[Required work] Every line in the listing is to be echoed verbatim.
● ● ● ●
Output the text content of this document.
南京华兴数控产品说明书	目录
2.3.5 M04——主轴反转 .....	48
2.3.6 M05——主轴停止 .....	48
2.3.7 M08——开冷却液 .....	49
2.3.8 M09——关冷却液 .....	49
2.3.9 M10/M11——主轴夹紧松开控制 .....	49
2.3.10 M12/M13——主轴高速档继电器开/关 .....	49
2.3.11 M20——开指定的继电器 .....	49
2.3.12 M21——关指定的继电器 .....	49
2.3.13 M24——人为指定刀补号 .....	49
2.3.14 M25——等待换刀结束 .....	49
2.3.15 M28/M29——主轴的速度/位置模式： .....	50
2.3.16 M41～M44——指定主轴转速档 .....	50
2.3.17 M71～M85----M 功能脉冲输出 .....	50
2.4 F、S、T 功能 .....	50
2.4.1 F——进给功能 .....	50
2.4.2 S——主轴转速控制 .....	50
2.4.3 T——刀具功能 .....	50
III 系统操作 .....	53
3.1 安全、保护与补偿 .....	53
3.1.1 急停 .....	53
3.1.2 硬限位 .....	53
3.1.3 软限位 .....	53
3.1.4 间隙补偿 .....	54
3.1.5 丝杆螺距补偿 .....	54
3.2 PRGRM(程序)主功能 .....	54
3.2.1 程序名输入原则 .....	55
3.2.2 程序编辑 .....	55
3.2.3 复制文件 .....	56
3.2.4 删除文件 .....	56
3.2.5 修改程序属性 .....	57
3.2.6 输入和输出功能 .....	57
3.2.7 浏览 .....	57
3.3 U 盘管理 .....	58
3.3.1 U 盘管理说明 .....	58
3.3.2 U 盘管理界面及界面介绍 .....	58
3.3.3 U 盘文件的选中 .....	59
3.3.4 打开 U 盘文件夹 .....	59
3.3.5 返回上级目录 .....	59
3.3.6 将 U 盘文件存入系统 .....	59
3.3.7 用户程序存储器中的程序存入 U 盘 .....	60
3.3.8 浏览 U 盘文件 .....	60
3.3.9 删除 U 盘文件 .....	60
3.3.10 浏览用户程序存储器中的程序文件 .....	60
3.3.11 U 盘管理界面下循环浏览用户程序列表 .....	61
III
● ● ● ●
[Finished answer]
Output the text content of this document.
南京华兴数控产品说明书	目录
2.3.5 M04——主轴反转 .....	48
2.3.6 M05——主轴停止 .....	48
2.3.7 M08——开冷却液 .....	49
2.3.8 M09——关冷却液 .....	49
2.3.9 M10/M11——主轴夹紧松开控制 .....	49
2.3.10 M12/M13——主轴高速档继电器开/关 .....	49
2.3.11 M20——开指定的继电器 .....	49
2.3.12 M21——关指定的继电器 .....	49
2.3.13 M24——人为指定刀补号 .....	49
2.3.14 M25——等待换刀结束 .....	49
2.3.15 M28/M29——主轴的速度/位置模式： .....	50
2.3.16 M41～M44——指定主轴转速档 .....	50
2.3.17 M71～M85----M 功能脉冲输出 .....	50
2.4 F、S、T 功能 .....	50
2.4.1 F——进给功能 .....	50
2.4.2 S——主轴转速控制 .....	50
2.4.3 T——刀具功能 .....	50
III 系统操作 .....	53
3.1 安全、保护与补偿 .....	53
3.1.1 急停 .....	53
3.1.2 硬限位 .....	53
3.1.3 软限位 .....	53
3.1.4 间隙补偿 .....	54
3.1.5 丝杆螺距补偿 .....	54
3.2 PRGRM(程序)主功能 .....	54
3.2.1 程序名输入原则 .....	55
3.2.2 程序编辑 .....	55
3.2.3 复制文件 .....	56
3.2.4 删除文件 .....	56
3.2.5 修改程序属性 .....	57
3.2.6 输入和输出功能 .....	57
3.2.7 浏览 .....	57
3.3 U 盘管理 .....	58
3.3.1 U 盘管理说明 .....	58
3.3.2 U 盘管理界面及界面介绍 .....	58
3.3.3 U 盘文件的选中 .....	59
3.3.4 打开 U 盘文件夹 .....	59
3.3.5 返回上级目录 .....	59
3.3.6 将 U 盘文件存入系统 .....	59
3.3.7 用户程序存储器中的程序存入 U 盘 .....	60
3.3.8 浏览 U 盘文件 .....	60
3.3.9 删除 U 盘文件 .....	60
3.3.10 浏览用户程序存储器中的程序文件 .....	60
3.3.11 U 盘管理界面下循环浏览用户程序列表 .....	61
III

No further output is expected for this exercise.